● Records:
= = =

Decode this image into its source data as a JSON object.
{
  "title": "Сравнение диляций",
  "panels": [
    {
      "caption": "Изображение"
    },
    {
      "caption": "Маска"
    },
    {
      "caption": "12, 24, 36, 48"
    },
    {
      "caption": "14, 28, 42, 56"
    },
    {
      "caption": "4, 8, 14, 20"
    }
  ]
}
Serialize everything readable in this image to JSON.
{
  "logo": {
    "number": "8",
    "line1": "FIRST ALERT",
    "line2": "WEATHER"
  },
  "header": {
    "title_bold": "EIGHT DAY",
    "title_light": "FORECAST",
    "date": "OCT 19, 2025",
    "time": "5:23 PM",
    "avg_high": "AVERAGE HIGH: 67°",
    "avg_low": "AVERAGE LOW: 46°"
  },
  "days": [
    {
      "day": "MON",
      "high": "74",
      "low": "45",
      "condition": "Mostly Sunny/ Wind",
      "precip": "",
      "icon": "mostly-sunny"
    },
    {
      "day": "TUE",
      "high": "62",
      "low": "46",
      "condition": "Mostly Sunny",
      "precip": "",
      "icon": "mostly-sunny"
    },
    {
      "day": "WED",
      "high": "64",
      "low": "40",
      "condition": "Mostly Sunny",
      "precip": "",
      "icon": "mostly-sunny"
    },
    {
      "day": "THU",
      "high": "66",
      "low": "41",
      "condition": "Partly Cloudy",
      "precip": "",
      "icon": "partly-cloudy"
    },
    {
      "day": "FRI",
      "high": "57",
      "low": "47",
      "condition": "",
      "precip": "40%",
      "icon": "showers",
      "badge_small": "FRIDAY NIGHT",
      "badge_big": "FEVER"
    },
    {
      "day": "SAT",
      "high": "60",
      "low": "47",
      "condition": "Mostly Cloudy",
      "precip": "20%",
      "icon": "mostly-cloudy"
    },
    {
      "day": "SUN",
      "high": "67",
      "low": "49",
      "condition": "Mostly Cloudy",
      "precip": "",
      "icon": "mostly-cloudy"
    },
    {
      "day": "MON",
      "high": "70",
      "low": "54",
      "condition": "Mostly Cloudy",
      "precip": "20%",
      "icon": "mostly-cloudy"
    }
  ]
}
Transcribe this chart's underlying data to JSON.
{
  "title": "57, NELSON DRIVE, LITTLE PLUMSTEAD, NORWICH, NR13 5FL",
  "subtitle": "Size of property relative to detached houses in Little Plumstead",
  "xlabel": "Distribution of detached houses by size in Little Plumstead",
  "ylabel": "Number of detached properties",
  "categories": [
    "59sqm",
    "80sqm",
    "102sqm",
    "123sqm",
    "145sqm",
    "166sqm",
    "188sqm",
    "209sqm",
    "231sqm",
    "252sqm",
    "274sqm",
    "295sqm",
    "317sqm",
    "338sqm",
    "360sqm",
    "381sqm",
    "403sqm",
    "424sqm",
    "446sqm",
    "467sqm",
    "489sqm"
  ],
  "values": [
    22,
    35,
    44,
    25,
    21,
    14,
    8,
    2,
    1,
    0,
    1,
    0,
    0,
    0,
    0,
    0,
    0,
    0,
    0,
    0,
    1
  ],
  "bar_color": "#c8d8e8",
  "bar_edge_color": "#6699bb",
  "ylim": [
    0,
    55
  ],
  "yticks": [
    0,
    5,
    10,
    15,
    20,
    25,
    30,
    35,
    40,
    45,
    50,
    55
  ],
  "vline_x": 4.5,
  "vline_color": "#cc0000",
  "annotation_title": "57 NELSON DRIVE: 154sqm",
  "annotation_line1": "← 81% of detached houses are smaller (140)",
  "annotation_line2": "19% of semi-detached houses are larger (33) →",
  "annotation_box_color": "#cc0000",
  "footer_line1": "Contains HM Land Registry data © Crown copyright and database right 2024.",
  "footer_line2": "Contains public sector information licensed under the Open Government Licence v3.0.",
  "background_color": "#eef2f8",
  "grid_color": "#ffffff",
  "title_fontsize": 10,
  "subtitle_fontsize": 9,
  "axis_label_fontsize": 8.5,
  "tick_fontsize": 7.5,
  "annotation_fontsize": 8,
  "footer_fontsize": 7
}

= = =

● Problem details: Copy every line of the material, please, keeping it exactly the same.

● Result of the exercise:
Decode this image into its source data as a JSON object.
{
  "title": "Сравнение диляций",
  "panels": [
    {
      "caption": "Изображение"
    },
    {
      "caption": "Маска"
    },
    {
      "caption": "12, 24, 36, 48"
    },
    {
      "caption": "14, 28, 42, 56"
    },
    {
      "caption": "4, 8, 14, 20"
    }
  ]
}
Serialize everything readable in this image to JSON.
{
  "logo": {
    "number": "8",
    "line1": "FIRST ALERT",
    "line2": "WEATHER"
  },
  "header": {
    "title_bold": "EIGHT DAY",
    "title_light": "FORECAST",
    "date": "OCT 19, 2025",
    "time": "5:23 PM",
    "avg_high": "AVERAGE HIGH: 67°",
    "avg_low": "AVERAGE LOW: 46°"
  },
  "days": [
    {
      "day": "MON",
      "high": "74",
      "low": "45",
      "condition": "Mostly Sunny/ Wind",
      "precip": "",
      "icon": "mostly-sunny"
    },
    {
      "day": "TUE",
      "high": "62",
      "low": "46",
      "condition": "Mostly Sunny",
      "precip": "",
      "icon": "mostly-sunny"
    },
    {
      "day": "WED",
      "high": "64",
      "low": "40",
      "condition": "Mostly Sunny",
      "precip": "",
      "icon": "mostly-sunny"
    },
    {
      "day": "THU",
      "high": "66",
      "low": "41",
      "condition": "Partly Cloudy",
      "precip": "",
      "icon": "partly-cloudy"
    },
    {
      "day": "FRI",
      "high": "57",
      "low": "47",
      "condition": "",
      "precip": "40%",
      "icon": "showers",
      "badge_small": "FRIDAY NIGHT",
      "badge_big": "FEVER"
    },
    {
      "day": "SAT",
      "high": "60",
      "low": "47",
      "condition": "Mostly Cloudy",
      "precip": "20%",
      "icon": "mostly-cloudy"
    },
    {
      "day": "SUN",
      "high": "67",
      "low": "49",
      "condition": "Mostly Cloudy",
      "precip": "",
      "icon": "mostly-cloudy"
    },
    {
      "day": "MON",
      "high": "70",
      "low": "54",
      "condition": "Mostly Cloudy",
      "precip": "20%",
      "icon": "mostly-cloudy"
    }
  ]
}
Transcribe this chart's underlying data to JSON.
{
  "title": "57, NELSON DRIVE, LITTLE PLUMSTEAD, NORWICH, NR13 5FL",
  "subtitle": "Size of property relative to detached houses in Little Plumstead",
  "xlabel": "Distribution of detached houses by size in Little Plumstead",
  "ylabel": "Number of detached properties",
  "categories": [
    "59sqm",
    "80sqm",
    "102sqm",
    "123sqm",
    "145sqm",
    "166sqm",
    "188sqm",
    "209sqm",
    "231sqm",
    "252sqm",
    "274sqm",
    "295sqm",
    "317sqm",
    "338sqm",
    "360sqm",
    "381sqm",
    "403sqm",
    "424sqm",
    "446sqm",
    "467sqm",
    "489sqm"
  ],
  "values": [
    22,
    35,
    44,
    25,
    21,
    14,
    8,
    2,
    1,
    0,
    1,
    0,
    0,
    0,
    0,
    0,
    0,
    0,
    0,
    0,
    1
  ],
  "bar_color": "#c8d8e8",
  "bar_edge_color": "#6699bb",
  "ylim": [
    0,
    55
  ],
  "yticks": [
    0,
    5,
    10,
    15,
    20,
    25,
    30,
    35,
    40,
    45,
    50,
    55
  ],
  "vline_x": 4.5,
  "vline_color": "#cc0000",
  "annotation_title": "57 NELSON DRIVE: 154sqm",
  "annotation_line1": "← 81% of detached houses are smaller (140)",
  "annotation_line2": "19% of semi-detached houses are larger (33) →",
  "annotation_box_color": "#cc0000",
  "footer_line1": "Contains HM Land Registry data © Crown copyright and database right 2024.",
  "footer_line2": "Contains public sector information licensed under the Open Government Licence v3.0.",
  "background_color": "#eef2f8",
  "grid_color": "#ffffff",
  "title_fontsize": 10,
  "subtitle_fontsize": 9,
  "axis_label_fontsize": 8.5,
  "tick_fontsize": 7.5,
  "annotation_fontsize": 8,
  "footer_fontsize": 7
}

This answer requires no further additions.